Requirements: Can you recast the material below as a Markdown table with the columns Row and Entry, covering everything from the start of the material up to and including the line with "colorbar-segment [312, 651, 397, 673]", numbering each line and skipping blank ones?

+++ Records supplied

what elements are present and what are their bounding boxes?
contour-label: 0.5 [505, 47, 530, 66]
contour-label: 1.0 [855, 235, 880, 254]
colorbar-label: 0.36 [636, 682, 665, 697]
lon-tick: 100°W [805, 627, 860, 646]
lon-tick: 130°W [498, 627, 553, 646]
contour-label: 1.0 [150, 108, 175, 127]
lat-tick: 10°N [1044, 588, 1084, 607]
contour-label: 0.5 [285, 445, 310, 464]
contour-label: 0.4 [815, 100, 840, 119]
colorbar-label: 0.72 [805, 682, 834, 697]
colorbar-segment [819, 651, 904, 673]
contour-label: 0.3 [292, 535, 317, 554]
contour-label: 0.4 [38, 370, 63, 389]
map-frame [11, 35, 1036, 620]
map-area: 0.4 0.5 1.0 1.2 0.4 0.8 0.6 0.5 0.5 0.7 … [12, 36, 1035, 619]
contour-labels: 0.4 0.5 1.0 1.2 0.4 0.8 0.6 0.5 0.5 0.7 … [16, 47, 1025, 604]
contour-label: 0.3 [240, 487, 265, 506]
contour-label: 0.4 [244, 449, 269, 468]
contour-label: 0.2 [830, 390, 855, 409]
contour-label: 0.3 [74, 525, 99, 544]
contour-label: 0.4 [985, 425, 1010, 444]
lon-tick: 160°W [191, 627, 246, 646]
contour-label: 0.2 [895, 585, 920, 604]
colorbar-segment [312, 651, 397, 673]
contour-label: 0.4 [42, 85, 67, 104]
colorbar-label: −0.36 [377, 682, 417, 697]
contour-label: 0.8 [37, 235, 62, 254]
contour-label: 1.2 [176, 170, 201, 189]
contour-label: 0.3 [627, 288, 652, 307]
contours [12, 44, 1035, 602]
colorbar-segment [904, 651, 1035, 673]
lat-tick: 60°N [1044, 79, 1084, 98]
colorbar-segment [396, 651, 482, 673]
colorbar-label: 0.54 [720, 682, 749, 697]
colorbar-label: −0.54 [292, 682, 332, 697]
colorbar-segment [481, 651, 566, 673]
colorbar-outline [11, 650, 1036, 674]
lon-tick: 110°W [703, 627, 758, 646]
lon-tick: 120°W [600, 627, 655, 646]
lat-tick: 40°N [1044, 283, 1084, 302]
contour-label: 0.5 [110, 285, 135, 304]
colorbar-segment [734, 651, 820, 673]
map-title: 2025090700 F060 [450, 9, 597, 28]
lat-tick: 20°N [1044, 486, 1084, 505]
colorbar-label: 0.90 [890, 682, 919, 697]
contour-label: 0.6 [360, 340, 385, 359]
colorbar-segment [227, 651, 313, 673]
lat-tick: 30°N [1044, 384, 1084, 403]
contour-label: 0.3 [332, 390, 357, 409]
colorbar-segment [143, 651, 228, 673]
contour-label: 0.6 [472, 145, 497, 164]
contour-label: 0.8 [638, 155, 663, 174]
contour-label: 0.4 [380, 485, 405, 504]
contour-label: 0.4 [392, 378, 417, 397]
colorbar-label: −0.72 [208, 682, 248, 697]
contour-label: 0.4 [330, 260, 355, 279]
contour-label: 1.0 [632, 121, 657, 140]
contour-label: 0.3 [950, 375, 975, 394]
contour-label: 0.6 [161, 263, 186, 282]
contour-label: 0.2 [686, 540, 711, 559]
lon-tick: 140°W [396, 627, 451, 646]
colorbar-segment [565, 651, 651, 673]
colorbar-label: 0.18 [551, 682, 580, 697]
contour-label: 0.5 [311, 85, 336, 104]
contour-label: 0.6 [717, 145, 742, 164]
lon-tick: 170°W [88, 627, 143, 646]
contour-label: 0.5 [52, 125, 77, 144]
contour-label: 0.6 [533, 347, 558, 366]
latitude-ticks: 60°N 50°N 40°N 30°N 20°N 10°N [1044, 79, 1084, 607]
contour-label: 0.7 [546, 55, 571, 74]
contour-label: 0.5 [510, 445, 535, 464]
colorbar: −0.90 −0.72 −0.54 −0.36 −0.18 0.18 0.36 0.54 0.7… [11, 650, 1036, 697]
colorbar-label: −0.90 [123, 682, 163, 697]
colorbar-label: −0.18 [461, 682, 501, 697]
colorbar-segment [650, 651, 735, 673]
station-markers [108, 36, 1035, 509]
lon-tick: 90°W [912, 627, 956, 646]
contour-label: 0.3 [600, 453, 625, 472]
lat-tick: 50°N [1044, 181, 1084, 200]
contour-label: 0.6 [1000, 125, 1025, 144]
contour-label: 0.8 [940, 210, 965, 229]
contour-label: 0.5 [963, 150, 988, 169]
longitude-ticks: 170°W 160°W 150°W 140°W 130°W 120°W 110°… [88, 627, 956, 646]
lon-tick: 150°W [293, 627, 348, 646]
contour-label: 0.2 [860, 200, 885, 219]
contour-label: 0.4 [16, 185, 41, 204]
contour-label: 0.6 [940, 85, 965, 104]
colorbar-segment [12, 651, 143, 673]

++++++

Answer to this task:
| Row | Entry |
|---|---|
| 1 | what elements are present and what are their bounding boxes? |
| 2 | contour-label: 0.5 [505, 47, 530, 66] |
| 3 | contour-label: 1.0 [855, 235, 880, 254] |
| 4 | colorbar-label: 0.36 [636, 682, 665, 697] |
| 5 | lon-tick: 100°W [805, 627, 860, 646] |
| 6 | lon-tick: 130°W [498, 627, 553, 646] |
| 7 | contour-label: 1.0 [150, 108, 175, 127] |
| 8 | lat-tick: 10°N [1044, 588, 1084, 607] |
| 9 | contour-label: 0.5 [285, 445, 310, 464] |
| 10 | contour-label: 0.4 [815, 100, 840, 119] |
| 11 | colorbar-label: 0.72 [805, 682, 834, 697] |
| 12 | colorbar-segment [819, 651, 904, 673] |
| 13 | contour-label: 0.3 [292, 535, 317, 554] |
| 14 | contour-label: 0.4 [38, 370, 63, 389] |
| 15 | map-frame [11, 35, 1036, 620] |
| 16 | map-area: 0.4 0.5 1.0 1.2 0.4 0.8 0.6 0.5 0.5 0.7 … [12, 36, 1035, 619] |
| 17 | contour-labels: 0.4 0.5 1.0 1.2 0.4 0.8 0.6 0.5 0.5 0.7 … [16, 47, 1025, 604] |
| 18 | contour-label: 0.3 [240, 487, 265, 506] |
| 19 | contour-label: 0.4 [244, 449, 269, 468] |
| 20 | contour-label: 0.2 [830, 390, 855, 409] |
| 21 | contour-label: 0.3 [74, 525, 99, 544] |
| 22 | contour-label: 0.4 [985, 425, 1010, 444] |
| 23 | lon-tick: 160°W [191, 627, 246, 646] |
| 24 | contour-label: 0.2 [895, 585, 920, 604] |
| 25 | colorbar-segment [312, 651, 397, 673] |